The Demographic and Socioeconomic Patterns of New Latino Immigrants in New York City in the 2010s
Introduction: This report examines the demographic and socioeconomic patterns of new immigrants that arrived between 2010 and 2019 in New York City. It focuses on the characteristics and shifting dynamics of these newcomers in three time periods: 2010-2012, 2013-2015, and 2016-2019.
Methods: This report uses the American Community Survey PUMS (Public Use Microdata Series) data for all years released by the Census Bureau and reorganized for public use by the Minnesota Population Center, University of Minnesota, IPUMSusa, (https://usa.ipums.org/usa/index.shtml). See Public Use Microdata Series Steven Ruggles, J. Trent Alexander, Katie Genadek, Ronald Goeken, Matthew B. Schroeder, and Matthew Sobek. Integrated Public Use Microdata Series: Version 5.0 [Machine-readable database]. Minneapolis: University of Minnesota, 2020. Census tract data depicted in maps were derived from Steven Manson, Jonathan Schroeder, David Van Riper, Tracy Kugler, and Steven Ruggles. IPUMS National Historical Geographic Information System: Version 15.0 [dataset]. Minneapolis, MN: IPUMS.

■ Material supplied ■
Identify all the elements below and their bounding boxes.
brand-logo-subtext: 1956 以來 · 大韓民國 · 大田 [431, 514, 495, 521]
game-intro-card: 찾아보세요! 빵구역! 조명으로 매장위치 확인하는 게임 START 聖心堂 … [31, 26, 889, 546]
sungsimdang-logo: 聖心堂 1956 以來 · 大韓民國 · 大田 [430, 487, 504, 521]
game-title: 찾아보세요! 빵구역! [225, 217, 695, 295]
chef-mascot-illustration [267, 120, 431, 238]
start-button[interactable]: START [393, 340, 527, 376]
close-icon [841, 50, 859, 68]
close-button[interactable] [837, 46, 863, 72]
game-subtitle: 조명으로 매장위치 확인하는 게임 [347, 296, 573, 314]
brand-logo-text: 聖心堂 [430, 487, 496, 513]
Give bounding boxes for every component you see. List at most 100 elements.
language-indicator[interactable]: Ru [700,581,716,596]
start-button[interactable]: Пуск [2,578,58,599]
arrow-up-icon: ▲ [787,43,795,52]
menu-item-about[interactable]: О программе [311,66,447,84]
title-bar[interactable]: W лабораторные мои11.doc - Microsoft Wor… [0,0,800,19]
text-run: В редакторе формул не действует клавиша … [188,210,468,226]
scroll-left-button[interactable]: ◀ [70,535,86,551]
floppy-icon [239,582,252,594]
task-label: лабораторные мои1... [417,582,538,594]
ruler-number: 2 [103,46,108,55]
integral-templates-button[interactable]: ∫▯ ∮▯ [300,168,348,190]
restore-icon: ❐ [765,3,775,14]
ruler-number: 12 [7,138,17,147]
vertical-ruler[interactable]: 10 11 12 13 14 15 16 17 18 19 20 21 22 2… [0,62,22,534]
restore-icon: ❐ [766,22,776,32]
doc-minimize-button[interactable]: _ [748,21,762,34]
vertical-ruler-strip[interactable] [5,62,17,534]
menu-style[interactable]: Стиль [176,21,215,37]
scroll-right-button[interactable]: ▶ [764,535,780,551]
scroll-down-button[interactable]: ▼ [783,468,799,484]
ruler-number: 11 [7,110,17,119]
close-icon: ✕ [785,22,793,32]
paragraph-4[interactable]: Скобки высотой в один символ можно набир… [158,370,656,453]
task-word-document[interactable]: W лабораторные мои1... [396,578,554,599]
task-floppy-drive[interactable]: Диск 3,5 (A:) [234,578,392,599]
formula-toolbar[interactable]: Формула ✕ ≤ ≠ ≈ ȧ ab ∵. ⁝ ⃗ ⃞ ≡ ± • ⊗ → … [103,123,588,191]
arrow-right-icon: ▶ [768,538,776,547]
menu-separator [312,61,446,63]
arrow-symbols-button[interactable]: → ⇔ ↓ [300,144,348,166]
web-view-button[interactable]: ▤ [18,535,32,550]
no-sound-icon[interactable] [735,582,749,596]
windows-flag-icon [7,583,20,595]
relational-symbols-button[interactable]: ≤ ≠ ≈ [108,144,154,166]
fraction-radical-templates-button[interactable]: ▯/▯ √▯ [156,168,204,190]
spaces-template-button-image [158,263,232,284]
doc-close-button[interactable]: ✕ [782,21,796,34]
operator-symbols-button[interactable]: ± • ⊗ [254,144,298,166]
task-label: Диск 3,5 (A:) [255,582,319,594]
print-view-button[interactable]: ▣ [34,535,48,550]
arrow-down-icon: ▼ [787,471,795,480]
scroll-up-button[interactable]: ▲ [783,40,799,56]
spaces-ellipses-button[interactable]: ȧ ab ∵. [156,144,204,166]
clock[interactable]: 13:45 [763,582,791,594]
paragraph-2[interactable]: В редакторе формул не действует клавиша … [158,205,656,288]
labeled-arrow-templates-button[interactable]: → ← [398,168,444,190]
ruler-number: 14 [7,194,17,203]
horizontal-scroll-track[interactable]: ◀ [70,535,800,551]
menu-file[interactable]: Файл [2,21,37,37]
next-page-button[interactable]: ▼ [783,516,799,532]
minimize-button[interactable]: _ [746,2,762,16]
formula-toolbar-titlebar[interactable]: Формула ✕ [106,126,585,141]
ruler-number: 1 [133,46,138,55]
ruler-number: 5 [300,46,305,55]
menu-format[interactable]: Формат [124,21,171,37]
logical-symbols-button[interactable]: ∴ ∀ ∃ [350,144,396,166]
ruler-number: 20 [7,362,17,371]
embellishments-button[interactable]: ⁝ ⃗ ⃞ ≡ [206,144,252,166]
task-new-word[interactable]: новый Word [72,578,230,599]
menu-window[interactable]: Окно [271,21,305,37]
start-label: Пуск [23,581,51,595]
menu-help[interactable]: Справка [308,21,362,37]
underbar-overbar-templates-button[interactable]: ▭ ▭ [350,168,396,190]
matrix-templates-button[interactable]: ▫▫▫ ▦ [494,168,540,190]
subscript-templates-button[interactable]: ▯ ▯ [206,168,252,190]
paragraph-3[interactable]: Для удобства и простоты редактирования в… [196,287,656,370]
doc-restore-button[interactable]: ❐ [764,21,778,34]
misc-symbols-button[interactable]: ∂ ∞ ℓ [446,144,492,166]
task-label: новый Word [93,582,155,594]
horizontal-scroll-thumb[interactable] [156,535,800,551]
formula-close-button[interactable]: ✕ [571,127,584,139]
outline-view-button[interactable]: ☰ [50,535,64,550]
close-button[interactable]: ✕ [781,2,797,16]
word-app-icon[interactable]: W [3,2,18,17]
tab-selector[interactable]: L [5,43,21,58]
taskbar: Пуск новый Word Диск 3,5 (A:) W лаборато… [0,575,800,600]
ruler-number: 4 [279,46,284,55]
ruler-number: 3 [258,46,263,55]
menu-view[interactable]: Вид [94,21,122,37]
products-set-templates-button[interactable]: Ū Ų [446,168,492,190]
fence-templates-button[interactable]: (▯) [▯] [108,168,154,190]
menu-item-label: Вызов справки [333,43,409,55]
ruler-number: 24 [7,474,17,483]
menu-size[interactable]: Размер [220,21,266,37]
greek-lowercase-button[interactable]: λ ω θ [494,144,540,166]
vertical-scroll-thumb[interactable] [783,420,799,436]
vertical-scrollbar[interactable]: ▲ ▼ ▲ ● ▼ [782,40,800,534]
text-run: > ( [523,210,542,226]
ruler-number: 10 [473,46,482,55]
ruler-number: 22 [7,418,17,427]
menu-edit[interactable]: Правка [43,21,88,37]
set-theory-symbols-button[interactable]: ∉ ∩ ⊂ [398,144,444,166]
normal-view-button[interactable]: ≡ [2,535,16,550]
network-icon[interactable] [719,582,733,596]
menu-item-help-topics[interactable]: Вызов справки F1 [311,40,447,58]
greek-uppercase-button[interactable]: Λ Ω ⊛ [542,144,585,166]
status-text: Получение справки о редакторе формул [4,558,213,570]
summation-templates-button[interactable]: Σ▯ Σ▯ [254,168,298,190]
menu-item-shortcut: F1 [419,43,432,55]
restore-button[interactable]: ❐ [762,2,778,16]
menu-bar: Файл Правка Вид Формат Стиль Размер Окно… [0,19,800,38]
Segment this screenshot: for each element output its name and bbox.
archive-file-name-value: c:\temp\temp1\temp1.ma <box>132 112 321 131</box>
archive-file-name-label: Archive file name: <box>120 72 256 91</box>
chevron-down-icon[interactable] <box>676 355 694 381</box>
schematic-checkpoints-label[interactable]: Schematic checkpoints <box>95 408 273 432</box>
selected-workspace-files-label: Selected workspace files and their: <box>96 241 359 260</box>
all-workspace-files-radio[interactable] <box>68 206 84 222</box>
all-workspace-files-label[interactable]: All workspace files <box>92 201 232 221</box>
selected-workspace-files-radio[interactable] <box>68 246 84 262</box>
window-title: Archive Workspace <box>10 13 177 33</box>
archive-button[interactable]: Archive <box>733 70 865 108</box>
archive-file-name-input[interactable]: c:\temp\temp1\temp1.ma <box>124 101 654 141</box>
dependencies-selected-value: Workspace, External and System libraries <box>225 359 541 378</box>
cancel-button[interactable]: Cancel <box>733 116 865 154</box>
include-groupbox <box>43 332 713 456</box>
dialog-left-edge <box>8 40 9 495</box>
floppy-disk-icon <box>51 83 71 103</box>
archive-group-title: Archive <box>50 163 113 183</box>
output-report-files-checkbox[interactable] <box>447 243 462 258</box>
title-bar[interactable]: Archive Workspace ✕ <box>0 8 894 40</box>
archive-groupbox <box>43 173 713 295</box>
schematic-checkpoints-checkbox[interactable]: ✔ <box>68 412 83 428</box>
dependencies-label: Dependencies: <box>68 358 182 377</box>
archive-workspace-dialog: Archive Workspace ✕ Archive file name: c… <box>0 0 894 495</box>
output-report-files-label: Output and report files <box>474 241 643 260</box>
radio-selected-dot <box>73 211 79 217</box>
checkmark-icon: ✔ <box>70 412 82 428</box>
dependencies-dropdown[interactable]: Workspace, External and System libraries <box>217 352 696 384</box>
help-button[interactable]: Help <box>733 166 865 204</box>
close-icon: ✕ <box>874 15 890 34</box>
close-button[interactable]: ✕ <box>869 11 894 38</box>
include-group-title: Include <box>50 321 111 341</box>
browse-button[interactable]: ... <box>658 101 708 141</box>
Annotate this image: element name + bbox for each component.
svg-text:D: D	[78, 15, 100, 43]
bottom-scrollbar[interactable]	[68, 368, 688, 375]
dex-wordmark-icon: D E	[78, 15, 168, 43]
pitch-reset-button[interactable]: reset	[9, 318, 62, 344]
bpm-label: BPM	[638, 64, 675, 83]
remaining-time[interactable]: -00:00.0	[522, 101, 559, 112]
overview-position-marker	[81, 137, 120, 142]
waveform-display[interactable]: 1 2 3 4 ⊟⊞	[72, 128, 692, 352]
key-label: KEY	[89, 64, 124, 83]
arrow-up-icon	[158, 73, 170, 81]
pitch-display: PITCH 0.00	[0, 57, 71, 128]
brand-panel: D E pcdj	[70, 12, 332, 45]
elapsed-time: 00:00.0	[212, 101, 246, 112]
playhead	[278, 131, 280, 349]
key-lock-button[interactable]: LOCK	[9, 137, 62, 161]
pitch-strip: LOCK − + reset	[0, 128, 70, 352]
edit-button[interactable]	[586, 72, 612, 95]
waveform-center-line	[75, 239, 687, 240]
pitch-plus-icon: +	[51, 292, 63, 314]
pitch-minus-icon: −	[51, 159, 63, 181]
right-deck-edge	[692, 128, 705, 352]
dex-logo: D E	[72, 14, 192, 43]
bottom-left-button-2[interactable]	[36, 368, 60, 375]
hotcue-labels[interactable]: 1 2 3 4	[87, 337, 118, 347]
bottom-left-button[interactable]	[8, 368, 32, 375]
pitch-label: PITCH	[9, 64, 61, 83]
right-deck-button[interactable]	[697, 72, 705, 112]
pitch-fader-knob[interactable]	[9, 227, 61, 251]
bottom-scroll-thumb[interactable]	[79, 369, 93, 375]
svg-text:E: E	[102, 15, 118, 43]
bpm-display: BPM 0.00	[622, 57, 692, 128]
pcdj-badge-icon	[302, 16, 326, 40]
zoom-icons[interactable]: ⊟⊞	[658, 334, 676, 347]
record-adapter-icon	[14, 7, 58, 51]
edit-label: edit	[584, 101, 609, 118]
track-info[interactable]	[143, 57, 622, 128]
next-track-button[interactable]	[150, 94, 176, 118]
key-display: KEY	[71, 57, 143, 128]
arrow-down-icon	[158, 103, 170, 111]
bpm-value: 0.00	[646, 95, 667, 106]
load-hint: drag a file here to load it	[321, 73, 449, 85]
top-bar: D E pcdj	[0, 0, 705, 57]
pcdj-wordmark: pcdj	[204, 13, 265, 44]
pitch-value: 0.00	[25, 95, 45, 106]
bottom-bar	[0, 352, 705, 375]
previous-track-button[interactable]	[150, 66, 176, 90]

■ Aim of the exercise ■
Using the report on new Latino immigrants in New York City, list everyone named as an author of "Integrated Public Use Microdata Series: Version 5.0." Rely only on the report itself for what follows.

■ Output ■
Steven Ruggles, J. Trent Alexander, Katie Genadek, Ronald Goeken, Matthew B. Schroeder, and Matthew Sobek.